:: SET TASK ::
Your job is to restate each entry word for word.

:: MATERIAL PROVIDED ::

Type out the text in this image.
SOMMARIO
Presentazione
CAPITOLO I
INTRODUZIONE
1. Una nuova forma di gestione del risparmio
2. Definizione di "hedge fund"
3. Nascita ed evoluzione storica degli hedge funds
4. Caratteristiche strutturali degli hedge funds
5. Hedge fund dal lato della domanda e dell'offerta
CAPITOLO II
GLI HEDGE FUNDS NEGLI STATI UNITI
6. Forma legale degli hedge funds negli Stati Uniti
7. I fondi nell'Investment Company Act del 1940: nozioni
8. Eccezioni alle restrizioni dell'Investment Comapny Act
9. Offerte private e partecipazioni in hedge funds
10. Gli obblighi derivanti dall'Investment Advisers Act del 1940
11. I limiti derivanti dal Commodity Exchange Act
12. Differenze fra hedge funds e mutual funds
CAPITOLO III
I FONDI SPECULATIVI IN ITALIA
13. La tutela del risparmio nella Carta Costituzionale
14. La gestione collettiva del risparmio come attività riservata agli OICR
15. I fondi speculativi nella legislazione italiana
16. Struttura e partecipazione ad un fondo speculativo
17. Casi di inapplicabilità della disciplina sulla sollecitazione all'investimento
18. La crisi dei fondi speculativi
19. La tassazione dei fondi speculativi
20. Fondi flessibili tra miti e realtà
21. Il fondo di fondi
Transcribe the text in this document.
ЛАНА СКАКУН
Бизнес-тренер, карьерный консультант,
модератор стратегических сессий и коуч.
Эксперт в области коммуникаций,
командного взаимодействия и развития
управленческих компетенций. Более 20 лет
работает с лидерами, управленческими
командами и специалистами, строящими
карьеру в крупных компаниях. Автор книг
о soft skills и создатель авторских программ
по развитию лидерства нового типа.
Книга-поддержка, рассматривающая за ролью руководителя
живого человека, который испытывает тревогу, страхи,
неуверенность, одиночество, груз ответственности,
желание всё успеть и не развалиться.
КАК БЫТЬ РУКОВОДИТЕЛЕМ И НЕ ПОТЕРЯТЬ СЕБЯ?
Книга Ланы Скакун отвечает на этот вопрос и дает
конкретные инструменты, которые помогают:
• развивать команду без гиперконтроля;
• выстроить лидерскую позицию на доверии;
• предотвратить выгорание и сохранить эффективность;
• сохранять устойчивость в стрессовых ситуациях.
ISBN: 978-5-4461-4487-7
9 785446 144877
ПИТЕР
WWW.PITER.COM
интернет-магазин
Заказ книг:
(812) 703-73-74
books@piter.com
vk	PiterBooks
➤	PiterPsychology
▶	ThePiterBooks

:: COMPLETE OUTPUT ::
Type out the text in this image.
SOMMARIO
Presentazione
CAPITOLO I
INTRODUZIONE
1. Una nuova forma di gestione del risparmio
2. Definizione di "hedge fund"
3. Nascita ed evoluzione storica degli hedge funds
4. Caratteristiche strutturali degli hedge funds
5. Hedge fund dal lato della domanda e dell'offerta
CAPITOLO II
GLI HEDGE FUNDS NEGLI STATI UNITI
6. Forma legale degli hedge funds negli Stati Uniti
7. I fondi nell'Investment Company Act del 1940: nozioni
8. Eccezioni alle restrizioni dell'Investment Comapny Act
9. Offerte private e partecipazioni in hedge funds
10. Gli obblighi derivanti dall'Investment Advisers Act del 1940
11. I limiti derivanti dal Commodity Exchange Act
12. Differenze fra hedge funds e mutual funds
CAPITOLO III
I FONDI SPECULATIVI IN ITALIA
13. La tutela del risparmio nella Carta Costituzionale
14. La gestione collettiva del risparmio come attività riservata agli OICR
15. I fondi speculativi nella legislazione italiana
16. Struttura e partecipazione ad un fondo speculativo
17. Casi di inapplicabilità della disciplina sulla sollecitazione all'investimento
18. La crisi dei fondi speculativi
19. La tassazione dei fondi speculativi
20. Fondi flessibili tra miti e realtà
21. Il fondo di fondi
Transcribe the text in this document.
ЛАНА СКАКУН
Бизнес-тренер, карьерный консультант,
модератор стратегических сессий и коуч.
Эксперт в области коммуникаций,
командного взаимодействия и развития
управленческих компетенций. Более 20 лет
работает с лидерами, управленческими
командами и специалистами, строящими
карьеру в крупных компаниях. Автор книг
о soft skills и создатель авторских программ
по развитию лидерства нового типа.
Книга-поддержка, рассматривающая за ролью руководителя
живого человека, который испытывает тревогу, страхи,
неуверенность, одиночество, груз ответственности,
желание всё успеть и не развалиться.
КАК БЫТЬ РУКОВОДИТЕЛЕМ И НЕ ПОТЕРЯТЬ СЕБЯ?
Книга Ланы Скакун отвечает на этот вопрос и дает
конкретные инструменты, которые помогают:
• развивать команду без гиперконтроля;
• выстроить лидерскую позицию на доверии;
• предотвратить выгорание и сохранить эффективность;
• сохранять устойчивость в стрессовых ситуациях.
ISBN: 978-5-4461-4487-7
9 785446 144877
ПИТЕР
WWW.PITER.COM
интернет-магазин
Заказ книг:
(812) 703-73-74
books@piter.com
vk	PiterBooks
➤	PiterPsychology
▶	ThePiterBooks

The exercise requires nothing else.